== Goal ==
In your copy, leave out the pictures and repeat the entries below exactly.

Part of a data file:
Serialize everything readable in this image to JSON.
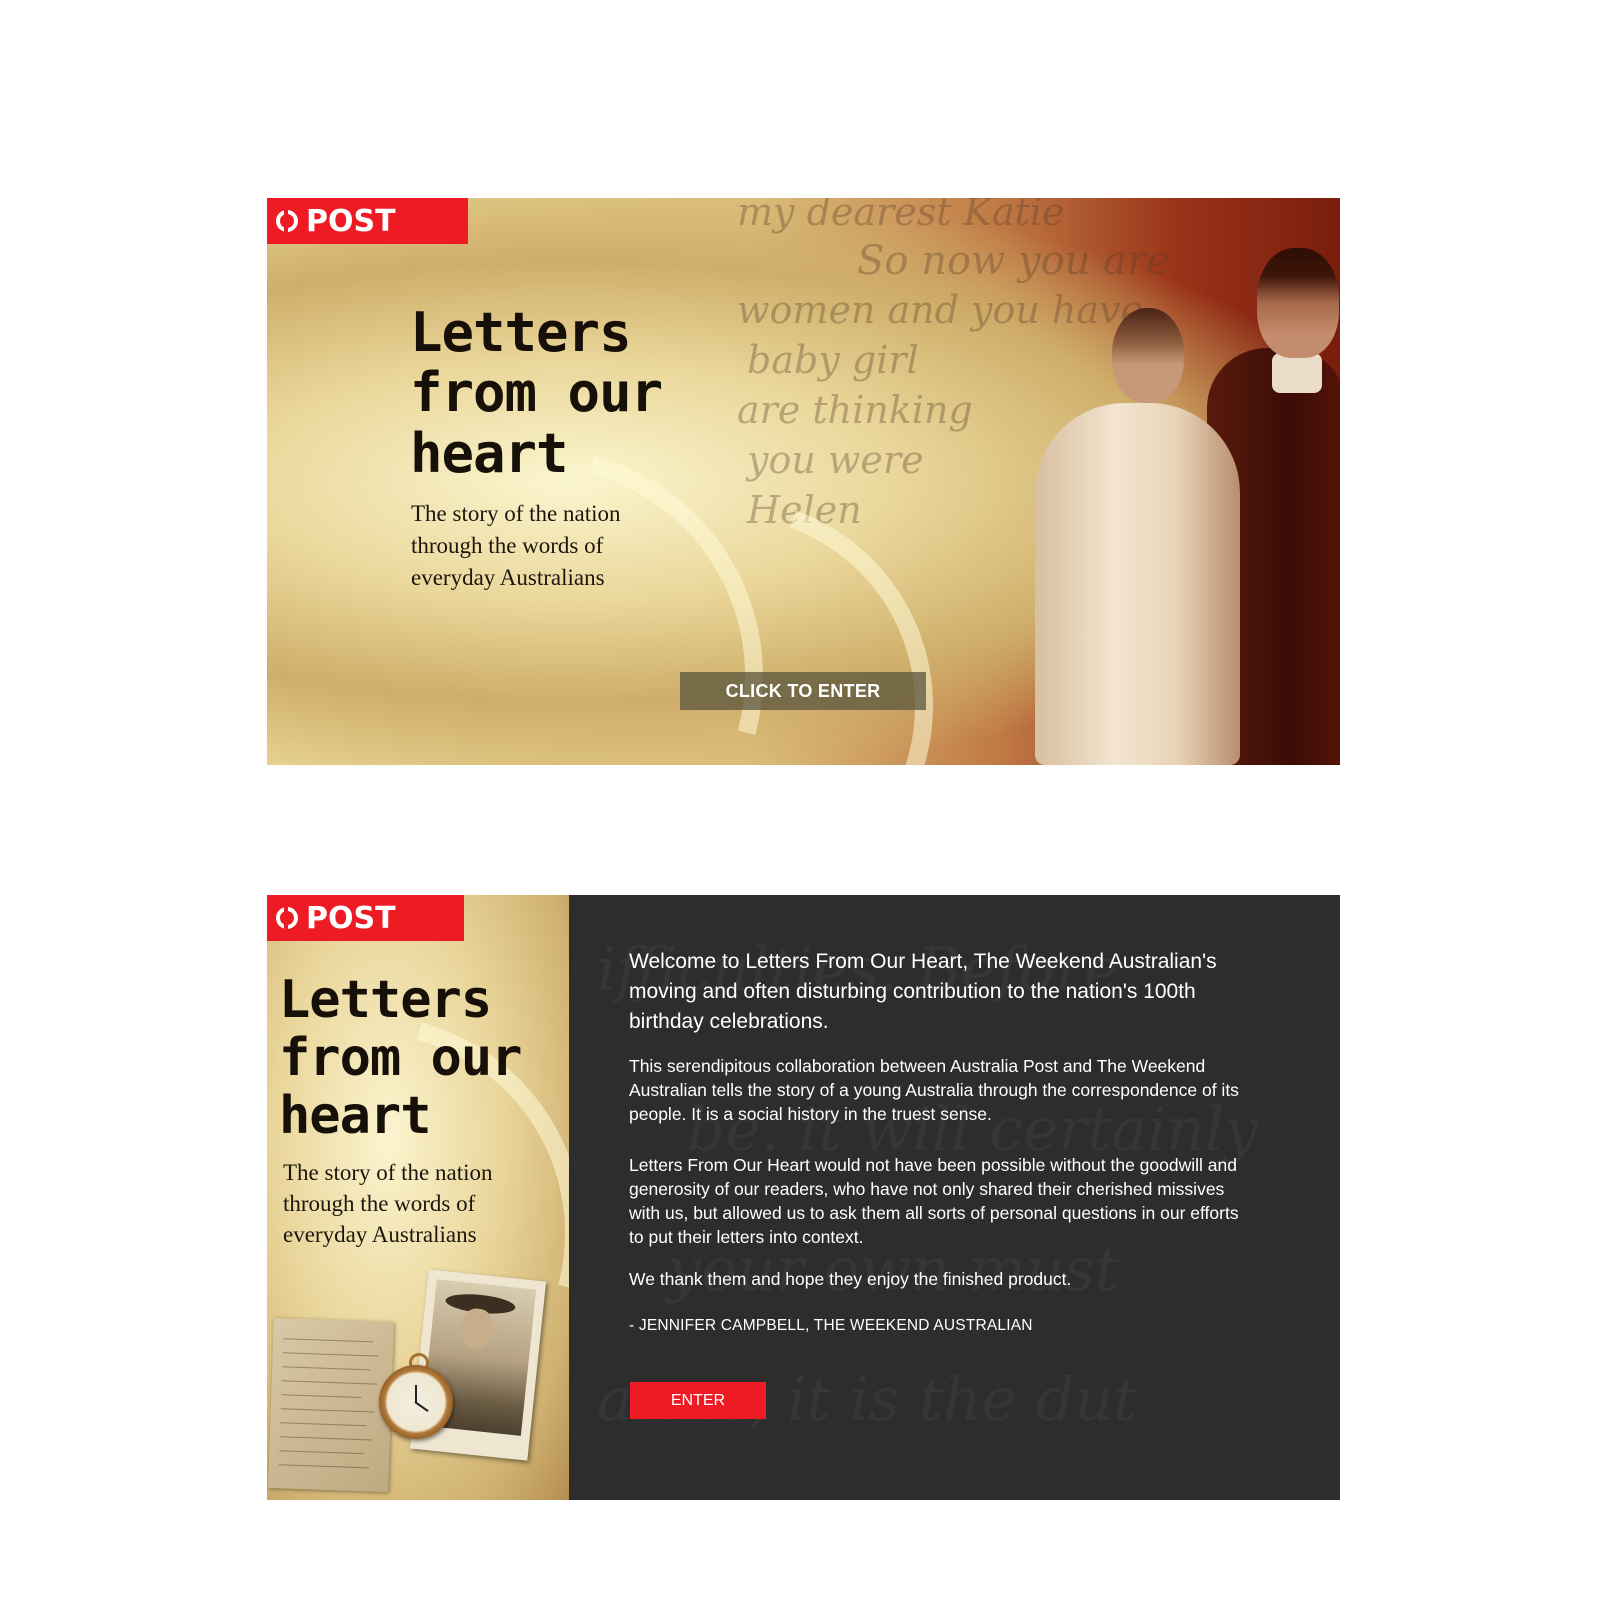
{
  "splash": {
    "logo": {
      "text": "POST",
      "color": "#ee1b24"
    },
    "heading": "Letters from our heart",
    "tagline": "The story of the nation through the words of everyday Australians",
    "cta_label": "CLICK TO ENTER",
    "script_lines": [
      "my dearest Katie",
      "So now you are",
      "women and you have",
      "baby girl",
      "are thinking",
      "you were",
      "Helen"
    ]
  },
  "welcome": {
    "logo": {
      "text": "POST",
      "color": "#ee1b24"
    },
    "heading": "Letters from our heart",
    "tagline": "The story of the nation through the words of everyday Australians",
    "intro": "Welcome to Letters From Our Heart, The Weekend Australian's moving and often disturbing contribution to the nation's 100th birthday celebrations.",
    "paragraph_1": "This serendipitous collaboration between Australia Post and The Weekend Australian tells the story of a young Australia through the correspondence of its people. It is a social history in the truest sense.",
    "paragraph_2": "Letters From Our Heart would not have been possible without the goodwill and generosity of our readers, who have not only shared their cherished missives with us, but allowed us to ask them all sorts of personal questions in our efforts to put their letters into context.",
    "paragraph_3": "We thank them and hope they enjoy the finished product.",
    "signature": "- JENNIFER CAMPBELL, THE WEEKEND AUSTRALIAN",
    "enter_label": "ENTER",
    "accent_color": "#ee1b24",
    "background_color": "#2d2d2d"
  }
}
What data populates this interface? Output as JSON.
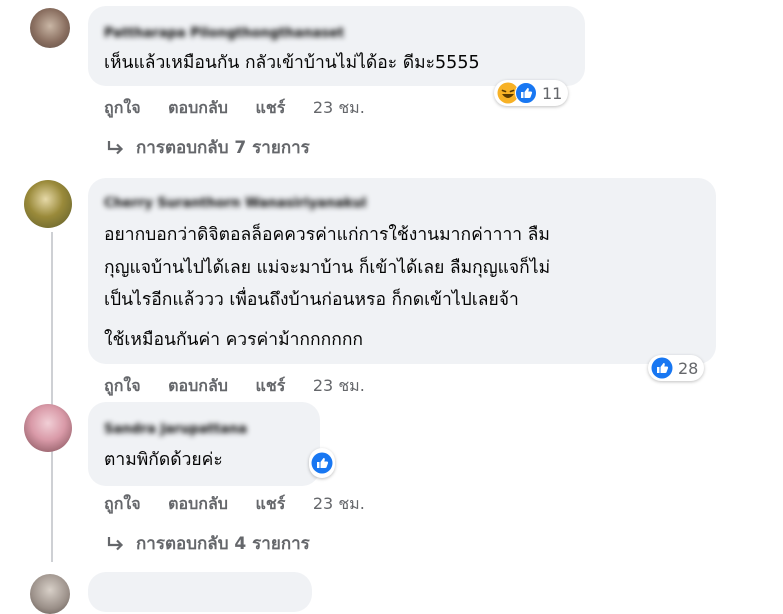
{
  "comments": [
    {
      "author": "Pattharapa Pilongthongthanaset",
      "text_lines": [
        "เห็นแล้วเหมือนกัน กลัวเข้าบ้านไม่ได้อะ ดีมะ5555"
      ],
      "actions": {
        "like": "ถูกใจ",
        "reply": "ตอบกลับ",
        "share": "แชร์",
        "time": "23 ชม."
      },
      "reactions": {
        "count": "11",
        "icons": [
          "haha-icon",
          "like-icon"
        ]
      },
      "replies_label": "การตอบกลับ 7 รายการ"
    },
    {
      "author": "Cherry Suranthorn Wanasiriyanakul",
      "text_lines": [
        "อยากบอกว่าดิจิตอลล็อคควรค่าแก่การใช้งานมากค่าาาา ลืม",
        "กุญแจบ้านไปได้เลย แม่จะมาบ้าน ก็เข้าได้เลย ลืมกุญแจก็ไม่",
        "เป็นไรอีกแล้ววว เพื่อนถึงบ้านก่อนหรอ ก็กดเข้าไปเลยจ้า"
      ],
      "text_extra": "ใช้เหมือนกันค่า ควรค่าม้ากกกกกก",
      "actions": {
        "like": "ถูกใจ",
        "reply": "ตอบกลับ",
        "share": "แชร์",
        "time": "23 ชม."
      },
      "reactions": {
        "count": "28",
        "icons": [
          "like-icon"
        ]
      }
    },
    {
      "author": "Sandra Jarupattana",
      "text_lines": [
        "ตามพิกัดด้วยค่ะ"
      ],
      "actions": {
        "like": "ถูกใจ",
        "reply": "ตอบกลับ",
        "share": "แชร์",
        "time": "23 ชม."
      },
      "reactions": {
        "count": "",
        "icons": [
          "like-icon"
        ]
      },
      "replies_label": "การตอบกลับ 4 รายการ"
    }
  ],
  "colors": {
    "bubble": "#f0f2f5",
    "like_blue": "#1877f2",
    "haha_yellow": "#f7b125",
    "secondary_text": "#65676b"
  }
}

== Answer in full ==
Serialize everything readable in this image to JSON.
{
  "splash": {
    "logo": {
      "text": "POST",
      "color": "#ee1b24"
    },
    "heading": "Letters from our heart",
    "tagline": "The story of the nation through the words of everyday Australians",
    "cta_label": "CLICK TO ENTER",
    "script_lines": [
      "my dearest Katie",
      "So now you are",
      "women and you have",
      "baby girl",
      "are thinking",
      "you were",
      "Helen"
    ]
  },
  "welcome": {
    "logo": {
      "text": "POST",
      "color": "#ee1b24"
    },
    "heading": "Letters from our heart",
    "tagline": "The story of the nation through the words of everyday Australians",
    "intro": "Welcome to Letters From Our Heart, The Weekend Australian's moving and often disturbing contribution to the nation's 100th birthday celebrations.",
    "paragraph_1": "This serendipitous collaboration between Australia Post and The Weekend Australian tells the story of a young Australia through the correspondence of its people. It is a social history in the truest sense.",
    "paragraph_2": "Letters From Our Heart would not have been possible without the goodwill and generosity of our readers, who have not only shared their cherished missives with us, but allowed us to ask them all sorts of personal questions in our efforts to put their letters into context.",
    "paragraph_3": "We thank them and hope they enjoy the finished product.",
    "signature": "- JENNIFER CAMPBELL, THE WEEKEND AUSTRALIAN",
    "enter_label": "ENTER",
    "accent_color": "#ee1b24",
    "background_color": "#2d2d2d"
  }
}
What data populates this interface? Output as JSON.
{
  "comments": [
    {
      "author": "Pattharapa Pilongthongthanaset",
      "text_lines": [
        "เห็นแล้วเหมือนกัน กลัวเข้าบ้านไม่ได้อะ ดีมะ5555"
      ],
      "actions": {
        "like": "ถูกใจ",
        "reply": "ตอบกลับ",
        "share": "แชร์",
        "time": "23 ชม."
      },
      "reactions": {
        "count": "11",
        "icons": [
          "haha-icon",
          "like-icon"
        ]
      },
      "replies_label": "การตอบกลับ 7 รายการ"
    },
    {
      "author": "Cherry Suranthorn Wanasiriyanakul",
      "text_lines": [
        "อยากบอกว่าดิจิตอลล็อคควรค่าแก่การใช้งานมากค่าาาา ลืม",
        "กุญแจบ้านไปได้เลย แม่จะมาบ้าน ก็เข้าได้เลย ลืมกุญแจก็ไม่",
        "เป็นไรอีกแล้ววว เพื่อนถึงบ้านก่อนหรอ ก็กดเข้าไปเลยจ้า"
      ],
      "text_extra": "ใช้เหมือนกันค่า ควรค่าม้ากกกกกก",
      "actions": {
        "like": "ถูกใจ",
        "reply": "ตอบกลับ",
        "share": "แชร์",
        "time": "23 ชม."
      },
      "reactions": {
        "count": "28",
        "icons": [
          "like-icon"
        ]
      }
    },
    {
      "author": "Sandra Jarupattana",
      "text_lines": [
        "ตามพิกัดด้วยค่ะ"
      ],
      "actions": {
        "like": "ถูกใจ",
        "reply": "ตอบกลับ",
        "share": "แชร์",
        "time": "23 ชม."
      },
      "reactions": {
        "count": "",
        "icons": [
          "like-icon"
        ]
      },
      "replies_label": "การตอบกลับ 4 รายการ"
    }
  ],
  "colors": {
    "bubble": "#f0f2f5",
    "like_blue": "#1877f2",
    "haha_yellow": "#f7b125",
    "secondary_text": "#65676b"
  }
}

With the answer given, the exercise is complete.